* [SOURCE DATA]:
------------

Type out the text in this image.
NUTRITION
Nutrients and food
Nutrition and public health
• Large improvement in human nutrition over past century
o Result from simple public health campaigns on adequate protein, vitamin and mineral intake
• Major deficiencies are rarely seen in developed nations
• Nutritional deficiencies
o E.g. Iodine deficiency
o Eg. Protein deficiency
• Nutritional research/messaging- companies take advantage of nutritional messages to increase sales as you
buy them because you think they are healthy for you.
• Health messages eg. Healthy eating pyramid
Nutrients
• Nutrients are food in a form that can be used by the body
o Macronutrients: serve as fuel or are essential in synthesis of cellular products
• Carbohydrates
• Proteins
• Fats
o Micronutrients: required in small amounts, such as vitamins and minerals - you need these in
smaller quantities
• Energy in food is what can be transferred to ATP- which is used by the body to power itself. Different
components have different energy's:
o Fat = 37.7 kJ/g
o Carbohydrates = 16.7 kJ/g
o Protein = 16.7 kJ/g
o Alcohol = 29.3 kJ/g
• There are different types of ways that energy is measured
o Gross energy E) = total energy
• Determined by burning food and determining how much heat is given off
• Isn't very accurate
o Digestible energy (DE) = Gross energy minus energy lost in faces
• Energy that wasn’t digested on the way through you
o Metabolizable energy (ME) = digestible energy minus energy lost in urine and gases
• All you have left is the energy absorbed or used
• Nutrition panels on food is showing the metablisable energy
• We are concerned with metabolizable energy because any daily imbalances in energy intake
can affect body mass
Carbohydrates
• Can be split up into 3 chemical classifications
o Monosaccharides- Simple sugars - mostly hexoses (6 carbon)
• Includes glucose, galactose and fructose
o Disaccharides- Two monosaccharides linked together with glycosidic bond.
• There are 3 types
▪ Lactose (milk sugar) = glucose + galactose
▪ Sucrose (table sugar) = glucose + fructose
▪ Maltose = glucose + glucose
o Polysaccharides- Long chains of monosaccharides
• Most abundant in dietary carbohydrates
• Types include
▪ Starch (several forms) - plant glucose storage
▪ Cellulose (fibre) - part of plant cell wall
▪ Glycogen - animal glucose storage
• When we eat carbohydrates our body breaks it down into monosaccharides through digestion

------------

* [PROBLEM DETAILS]:
Reproduce the material verbatim, line by line.

* [RESULT OF THE EXERCISE]:
Type out the text in this image.
NUTRITION
Nutrients and food
Nutrition and public health
• Large improvement in human nutrition over past century
o Result from simple public health campaigns on adequate protein, vitamin and mineral intake
• Major deficiencies are rarely seen in developed nations
• Nutritional deficiencies
o E.g. Iodine deficiency
o Eg. Protein deficiency
• Nutritional research/messaging- companies take advantage of nutritional messages to increase sales as you
buy them because you think they are healthy for you.
• Health messages eg. Healthy eating pyramid
Nutrients
• Nutrients are food in a form that can be used by the body
o Macronutrients: serve as fuel or are essential in synthesis of cellular products
• Carbohydrates
• Proteins
• Fats
o Micronutrients: required in small amounts, such as vitamins and minerals - you need these in
smaller quantities
• Energy in food is what can be transferred to ATP- which is used by the body to power itself. Different
components have different energy's:
o Fat = 37.7 kJ/g
o Carbohydrates = 16.7 kJ/g
o Protein = 16.7 kJ/g
o Alcohol = 29.3 kJ/g
• There are different types of ways that energy is measured
o Gross energy E) = total energy
• Determined by burning food and determining how much heat is given off
• Isn't very accurate
o Digestible energy (DE) = Gross energy minus energy lost in faces
• Energy that wasn’t digested on the way through you
o Metabolizable energy (ME) = digestible energy minus energy lost in urine and gases
• All you have left is the energy absorbed or used
• Nutrition panels on food is showing the metablisable energy
• We are concerned with metabolizable energy because any daily imbalances in energy intake
can affect body mass
Carbohydrates
• Can be split up into 3 chemical classifications
o Monosaccharides- Simple sugars - mostly hexoses (6 carbon)
• Includes glucose, galactose and fructose
o Disaccharides- Two monosaccharides linked together with glycosidic bond.
• There are 3 types
▪ Lactose (milk sugar) = glucose + galactose
▪ Sucrose (table sugar) = glucose + fructose
▪ Maltose = glucose + glucose
o Polysaccharides- Long chains of monosaccharides
• Most abundant in dietary carbohydrates
• Types include
▪ Starch (several forms) - plant glucose storage
▪ Cellulose (fibre) - part of plant cell wall
▪ Glycogen - animal glucose storage
• When we eat carbohydrates our body breaks it down into monosaccharides through digestion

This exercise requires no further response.